Of the lines below, count those containing the word "været". Reply with the number alone.

---

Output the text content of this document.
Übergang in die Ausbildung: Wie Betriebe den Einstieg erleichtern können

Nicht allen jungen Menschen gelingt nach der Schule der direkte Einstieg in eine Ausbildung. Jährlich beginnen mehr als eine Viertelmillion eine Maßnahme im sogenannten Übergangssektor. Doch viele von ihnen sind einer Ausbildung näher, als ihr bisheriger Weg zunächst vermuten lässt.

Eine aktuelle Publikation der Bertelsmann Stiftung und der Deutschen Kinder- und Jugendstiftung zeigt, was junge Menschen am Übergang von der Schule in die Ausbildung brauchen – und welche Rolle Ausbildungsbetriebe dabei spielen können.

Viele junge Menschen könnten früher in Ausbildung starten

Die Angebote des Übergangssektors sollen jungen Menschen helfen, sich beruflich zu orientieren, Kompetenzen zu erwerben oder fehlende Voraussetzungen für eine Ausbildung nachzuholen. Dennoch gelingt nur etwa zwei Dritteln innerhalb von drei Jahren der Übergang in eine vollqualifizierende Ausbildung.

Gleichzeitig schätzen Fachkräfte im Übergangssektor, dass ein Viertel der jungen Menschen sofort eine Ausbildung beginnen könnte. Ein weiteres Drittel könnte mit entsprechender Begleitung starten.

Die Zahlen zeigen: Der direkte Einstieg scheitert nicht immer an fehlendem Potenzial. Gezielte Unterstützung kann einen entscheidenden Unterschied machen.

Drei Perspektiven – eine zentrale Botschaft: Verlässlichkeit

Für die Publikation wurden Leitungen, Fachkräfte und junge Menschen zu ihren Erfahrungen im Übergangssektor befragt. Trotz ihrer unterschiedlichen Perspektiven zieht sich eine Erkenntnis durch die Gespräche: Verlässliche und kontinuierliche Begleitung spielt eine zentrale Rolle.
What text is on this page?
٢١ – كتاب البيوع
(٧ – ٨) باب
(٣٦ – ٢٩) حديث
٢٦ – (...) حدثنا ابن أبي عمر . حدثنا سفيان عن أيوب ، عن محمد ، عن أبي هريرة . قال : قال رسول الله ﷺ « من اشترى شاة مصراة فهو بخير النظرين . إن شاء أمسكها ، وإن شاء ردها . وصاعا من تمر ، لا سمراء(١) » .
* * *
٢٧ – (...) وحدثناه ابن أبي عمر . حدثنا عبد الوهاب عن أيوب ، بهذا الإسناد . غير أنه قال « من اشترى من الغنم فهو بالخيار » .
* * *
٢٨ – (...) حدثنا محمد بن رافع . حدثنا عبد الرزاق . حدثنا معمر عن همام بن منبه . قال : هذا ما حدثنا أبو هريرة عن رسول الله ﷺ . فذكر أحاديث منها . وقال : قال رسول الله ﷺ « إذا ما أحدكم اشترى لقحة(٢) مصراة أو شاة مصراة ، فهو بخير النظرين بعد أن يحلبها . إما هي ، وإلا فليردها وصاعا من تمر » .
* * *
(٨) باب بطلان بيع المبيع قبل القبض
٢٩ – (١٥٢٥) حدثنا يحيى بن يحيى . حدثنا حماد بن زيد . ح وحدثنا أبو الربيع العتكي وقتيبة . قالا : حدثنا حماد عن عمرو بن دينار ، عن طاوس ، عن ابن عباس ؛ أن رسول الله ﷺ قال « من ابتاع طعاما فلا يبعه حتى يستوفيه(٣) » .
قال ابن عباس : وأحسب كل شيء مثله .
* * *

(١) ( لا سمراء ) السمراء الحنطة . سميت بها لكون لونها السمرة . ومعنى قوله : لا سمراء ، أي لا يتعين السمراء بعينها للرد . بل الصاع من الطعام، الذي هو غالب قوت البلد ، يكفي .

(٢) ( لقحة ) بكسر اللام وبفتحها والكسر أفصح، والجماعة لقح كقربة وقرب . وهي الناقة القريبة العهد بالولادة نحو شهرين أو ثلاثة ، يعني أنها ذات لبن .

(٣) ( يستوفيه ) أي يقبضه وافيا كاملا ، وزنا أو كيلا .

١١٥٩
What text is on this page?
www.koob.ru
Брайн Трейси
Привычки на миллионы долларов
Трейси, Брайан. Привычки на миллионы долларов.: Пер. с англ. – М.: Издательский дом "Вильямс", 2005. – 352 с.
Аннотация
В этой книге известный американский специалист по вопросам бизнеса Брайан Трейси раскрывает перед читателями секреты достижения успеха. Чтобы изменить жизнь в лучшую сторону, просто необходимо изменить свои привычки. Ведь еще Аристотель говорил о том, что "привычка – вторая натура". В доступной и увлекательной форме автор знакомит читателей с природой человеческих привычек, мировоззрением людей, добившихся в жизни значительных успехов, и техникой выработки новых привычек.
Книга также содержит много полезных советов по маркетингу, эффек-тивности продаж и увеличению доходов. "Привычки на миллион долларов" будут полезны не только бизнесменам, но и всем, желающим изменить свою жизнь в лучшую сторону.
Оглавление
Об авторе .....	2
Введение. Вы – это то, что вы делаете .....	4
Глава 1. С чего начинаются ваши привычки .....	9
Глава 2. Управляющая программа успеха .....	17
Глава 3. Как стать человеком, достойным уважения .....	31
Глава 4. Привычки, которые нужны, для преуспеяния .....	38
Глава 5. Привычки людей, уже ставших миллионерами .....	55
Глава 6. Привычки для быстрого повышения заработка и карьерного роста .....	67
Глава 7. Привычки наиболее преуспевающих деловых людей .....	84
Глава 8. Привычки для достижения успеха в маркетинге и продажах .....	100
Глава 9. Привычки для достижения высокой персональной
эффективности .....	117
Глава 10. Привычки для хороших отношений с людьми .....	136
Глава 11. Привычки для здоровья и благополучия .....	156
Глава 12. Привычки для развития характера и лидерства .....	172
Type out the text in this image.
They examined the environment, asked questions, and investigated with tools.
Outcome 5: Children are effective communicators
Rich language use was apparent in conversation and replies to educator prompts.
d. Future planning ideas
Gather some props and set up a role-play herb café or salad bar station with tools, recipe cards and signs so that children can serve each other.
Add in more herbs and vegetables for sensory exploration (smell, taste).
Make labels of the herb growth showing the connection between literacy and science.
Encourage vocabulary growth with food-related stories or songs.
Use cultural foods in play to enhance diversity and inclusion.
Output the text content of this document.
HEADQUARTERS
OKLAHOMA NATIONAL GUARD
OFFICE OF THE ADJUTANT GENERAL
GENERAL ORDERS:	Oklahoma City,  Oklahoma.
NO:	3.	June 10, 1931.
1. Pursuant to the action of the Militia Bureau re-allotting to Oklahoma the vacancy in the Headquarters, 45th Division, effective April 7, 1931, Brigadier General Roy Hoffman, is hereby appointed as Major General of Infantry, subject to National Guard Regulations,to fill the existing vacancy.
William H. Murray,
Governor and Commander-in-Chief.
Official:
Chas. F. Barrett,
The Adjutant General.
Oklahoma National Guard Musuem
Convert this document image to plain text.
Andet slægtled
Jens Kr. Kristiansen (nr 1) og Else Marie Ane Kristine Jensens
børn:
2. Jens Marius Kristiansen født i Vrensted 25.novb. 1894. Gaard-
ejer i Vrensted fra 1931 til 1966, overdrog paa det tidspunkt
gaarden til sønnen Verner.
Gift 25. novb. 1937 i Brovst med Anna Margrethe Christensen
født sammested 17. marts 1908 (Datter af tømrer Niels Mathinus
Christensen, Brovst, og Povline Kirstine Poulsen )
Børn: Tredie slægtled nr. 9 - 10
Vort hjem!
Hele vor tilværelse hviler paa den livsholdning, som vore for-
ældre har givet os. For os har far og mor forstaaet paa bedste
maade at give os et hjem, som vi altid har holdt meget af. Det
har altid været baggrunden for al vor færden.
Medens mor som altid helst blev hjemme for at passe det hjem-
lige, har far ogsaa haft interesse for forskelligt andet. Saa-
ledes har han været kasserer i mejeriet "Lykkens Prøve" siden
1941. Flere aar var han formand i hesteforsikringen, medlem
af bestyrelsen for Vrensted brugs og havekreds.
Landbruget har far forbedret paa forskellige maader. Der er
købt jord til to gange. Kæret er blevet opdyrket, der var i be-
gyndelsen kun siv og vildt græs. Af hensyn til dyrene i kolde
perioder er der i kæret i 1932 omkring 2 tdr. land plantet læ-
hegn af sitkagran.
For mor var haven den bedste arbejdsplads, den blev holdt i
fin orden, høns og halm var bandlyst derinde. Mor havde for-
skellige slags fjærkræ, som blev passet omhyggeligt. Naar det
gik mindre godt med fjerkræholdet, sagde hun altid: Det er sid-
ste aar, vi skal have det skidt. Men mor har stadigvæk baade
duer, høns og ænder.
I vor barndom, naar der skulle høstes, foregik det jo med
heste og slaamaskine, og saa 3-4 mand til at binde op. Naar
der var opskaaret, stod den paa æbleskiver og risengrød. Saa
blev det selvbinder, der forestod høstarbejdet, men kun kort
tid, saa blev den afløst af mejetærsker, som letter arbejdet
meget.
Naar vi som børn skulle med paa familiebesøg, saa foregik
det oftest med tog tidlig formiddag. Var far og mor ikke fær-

---

* **Exercise output**:
2